▶ Given records:
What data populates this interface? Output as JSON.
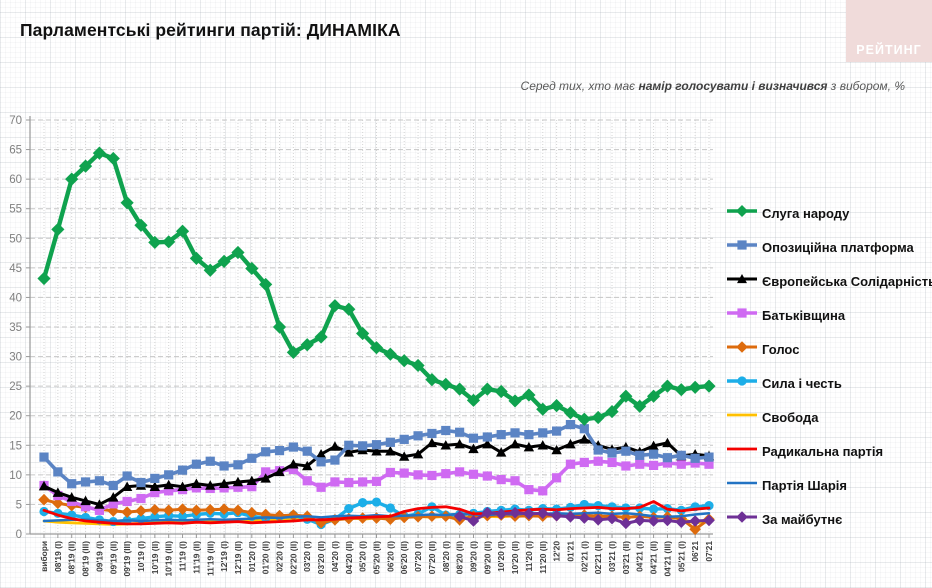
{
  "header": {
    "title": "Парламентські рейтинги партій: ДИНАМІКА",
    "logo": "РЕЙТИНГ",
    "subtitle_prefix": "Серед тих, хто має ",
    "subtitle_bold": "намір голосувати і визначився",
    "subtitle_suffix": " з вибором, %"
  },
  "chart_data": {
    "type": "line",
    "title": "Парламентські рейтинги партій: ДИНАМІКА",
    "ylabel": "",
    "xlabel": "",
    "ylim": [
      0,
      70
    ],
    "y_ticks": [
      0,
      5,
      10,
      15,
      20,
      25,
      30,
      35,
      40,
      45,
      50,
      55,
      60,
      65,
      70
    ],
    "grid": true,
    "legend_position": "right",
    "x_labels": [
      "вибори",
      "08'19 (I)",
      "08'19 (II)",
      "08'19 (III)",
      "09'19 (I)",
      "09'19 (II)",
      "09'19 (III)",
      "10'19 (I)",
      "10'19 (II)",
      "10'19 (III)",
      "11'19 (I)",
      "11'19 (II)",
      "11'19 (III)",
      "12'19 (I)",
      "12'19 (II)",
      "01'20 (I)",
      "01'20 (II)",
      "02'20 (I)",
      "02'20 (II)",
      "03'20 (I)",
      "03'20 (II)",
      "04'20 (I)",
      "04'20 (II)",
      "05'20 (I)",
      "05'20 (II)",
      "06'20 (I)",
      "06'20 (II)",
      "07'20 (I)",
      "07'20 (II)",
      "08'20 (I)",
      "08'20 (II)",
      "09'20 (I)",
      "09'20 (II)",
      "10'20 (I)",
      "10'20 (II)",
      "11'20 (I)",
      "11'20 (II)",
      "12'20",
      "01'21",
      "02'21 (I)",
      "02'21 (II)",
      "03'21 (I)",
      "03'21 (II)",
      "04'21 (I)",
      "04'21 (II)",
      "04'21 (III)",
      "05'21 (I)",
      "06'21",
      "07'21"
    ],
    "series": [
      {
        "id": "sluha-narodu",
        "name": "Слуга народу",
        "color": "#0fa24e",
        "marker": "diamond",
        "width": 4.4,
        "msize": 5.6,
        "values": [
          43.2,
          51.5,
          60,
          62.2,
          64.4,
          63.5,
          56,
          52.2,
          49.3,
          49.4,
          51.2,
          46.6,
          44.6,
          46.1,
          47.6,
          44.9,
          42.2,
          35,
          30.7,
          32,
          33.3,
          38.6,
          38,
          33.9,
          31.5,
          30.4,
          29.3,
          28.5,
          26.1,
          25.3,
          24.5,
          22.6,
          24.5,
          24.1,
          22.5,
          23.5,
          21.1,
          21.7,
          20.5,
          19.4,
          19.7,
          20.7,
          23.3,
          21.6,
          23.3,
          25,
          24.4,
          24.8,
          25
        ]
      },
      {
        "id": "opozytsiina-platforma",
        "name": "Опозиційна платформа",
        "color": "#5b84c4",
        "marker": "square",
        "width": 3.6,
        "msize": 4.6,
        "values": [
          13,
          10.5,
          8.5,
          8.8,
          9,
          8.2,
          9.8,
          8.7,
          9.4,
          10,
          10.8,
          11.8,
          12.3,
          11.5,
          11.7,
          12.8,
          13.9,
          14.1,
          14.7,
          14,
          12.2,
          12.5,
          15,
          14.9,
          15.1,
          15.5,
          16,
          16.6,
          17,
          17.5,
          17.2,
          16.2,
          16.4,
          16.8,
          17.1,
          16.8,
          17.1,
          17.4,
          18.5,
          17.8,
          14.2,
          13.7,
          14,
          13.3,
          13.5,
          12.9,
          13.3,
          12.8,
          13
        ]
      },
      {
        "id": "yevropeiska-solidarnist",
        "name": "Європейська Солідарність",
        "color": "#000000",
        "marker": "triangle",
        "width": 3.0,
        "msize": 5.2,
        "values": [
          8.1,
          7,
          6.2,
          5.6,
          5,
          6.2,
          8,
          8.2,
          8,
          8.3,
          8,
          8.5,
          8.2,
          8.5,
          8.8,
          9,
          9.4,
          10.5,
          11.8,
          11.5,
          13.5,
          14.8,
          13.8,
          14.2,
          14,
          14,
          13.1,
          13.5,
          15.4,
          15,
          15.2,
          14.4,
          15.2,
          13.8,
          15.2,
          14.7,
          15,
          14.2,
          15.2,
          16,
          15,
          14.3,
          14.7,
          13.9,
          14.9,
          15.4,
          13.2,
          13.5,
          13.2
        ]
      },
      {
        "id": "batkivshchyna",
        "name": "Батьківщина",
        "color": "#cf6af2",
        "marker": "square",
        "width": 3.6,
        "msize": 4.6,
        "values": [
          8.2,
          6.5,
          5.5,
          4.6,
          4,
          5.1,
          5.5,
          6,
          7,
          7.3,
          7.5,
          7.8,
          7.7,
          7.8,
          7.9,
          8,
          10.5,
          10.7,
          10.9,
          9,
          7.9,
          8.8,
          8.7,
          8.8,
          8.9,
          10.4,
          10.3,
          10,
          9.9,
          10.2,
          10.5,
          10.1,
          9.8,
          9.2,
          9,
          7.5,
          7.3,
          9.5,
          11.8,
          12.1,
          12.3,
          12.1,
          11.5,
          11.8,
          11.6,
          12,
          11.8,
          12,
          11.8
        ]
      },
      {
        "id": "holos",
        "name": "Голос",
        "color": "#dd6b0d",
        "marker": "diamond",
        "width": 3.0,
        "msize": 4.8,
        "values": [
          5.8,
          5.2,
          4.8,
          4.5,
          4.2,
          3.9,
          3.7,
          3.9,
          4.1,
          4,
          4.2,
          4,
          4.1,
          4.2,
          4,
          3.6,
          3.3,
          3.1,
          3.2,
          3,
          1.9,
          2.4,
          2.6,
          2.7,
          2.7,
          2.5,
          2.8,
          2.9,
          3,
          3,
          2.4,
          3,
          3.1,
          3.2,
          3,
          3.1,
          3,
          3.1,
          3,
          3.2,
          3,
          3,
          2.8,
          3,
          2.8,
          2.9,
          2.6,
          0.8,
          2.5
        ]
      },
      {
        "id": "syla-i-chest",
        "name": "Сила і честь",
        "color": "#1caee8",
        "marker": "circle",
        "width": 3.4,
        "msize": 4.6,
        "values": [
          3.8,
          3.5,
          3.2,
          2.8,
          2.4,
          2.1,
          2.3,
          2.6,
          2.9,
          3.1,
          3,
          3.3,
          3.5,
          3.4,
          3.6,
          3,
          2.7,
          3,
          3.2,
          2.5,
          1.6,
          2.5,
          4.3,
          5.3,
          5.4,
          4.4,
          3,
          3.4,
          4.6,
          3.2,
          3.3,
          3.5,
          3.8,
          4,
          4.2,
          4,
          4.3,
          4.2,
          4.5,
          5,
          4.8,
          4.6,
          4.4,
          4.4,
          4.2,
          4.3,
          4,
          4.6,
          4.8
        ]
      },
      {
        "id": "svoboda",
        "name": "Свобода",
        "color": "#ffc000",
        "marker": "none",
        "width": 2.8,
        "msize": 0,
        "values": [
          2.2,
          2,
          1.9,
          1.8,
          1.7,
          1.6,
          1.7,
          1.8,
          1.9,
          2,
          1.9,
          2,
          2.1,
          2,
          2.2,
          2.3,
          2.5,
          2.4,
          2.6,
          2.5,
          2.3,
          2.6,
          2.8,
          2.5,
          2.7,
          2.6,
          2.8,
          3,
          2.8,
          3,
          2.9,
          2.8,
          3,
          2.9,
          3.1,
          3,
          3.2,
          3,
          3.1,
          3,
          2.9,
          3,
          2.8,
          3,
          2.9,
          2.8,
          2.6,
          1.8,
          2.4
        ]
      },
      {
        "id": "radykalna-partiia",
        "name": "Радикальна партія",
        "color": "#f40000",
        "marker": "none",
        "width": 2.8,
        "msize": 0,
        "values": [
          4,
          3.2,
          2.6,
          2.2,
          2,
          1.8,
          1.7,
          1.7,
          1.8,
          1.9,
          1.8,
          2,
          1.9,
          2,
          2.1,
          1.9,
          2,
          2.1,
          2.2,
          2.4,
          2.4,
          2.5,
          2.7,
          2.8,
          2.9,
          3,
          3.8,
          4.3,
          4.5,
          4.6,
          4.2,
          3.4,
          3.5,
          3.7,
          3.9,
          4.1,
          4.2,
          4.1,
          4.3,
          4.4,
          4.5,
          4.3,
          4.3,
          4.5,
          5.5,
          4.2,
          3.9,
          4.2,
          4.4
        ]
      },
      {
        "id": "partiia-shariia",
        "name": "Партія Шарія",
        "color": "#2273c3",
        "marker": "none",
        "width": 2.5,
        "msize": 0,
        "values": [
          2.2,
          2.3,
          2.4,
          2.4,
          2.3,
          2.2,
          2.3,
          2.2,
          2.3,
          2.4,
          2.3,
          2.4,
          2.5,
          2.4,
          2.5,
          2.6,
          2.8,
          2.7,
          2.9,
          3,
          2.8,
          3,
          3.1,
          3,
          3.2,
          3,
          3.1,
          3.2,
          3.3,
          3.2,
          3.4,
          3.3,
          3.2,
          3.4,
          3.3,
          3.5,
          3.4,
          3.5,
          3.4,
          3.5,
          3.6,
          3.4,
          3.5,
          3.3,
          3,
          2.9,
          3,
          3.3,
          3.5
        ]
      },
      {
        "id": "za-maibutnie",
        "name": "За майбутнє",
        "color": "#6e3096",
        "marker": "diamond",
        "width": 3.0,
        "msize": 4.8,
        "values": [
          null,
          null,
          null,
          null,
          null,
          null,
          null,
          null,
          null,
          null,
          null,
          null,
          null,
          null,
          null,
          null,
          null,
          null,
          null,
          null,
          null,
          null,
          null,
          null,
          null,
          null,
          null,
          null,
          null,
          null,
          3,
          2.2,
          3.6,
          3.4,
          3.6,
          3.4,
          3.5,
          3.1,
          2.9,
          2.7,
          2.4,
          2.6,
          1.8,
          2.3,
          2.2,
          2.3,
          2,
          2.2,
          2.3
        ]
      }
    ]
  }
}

▶ Exercise instructions:
List every line above that contains the word "partiia".

▶ Output for this exercise:
        "id": "radykalna-partiia",
        "id": "partiia-shariia",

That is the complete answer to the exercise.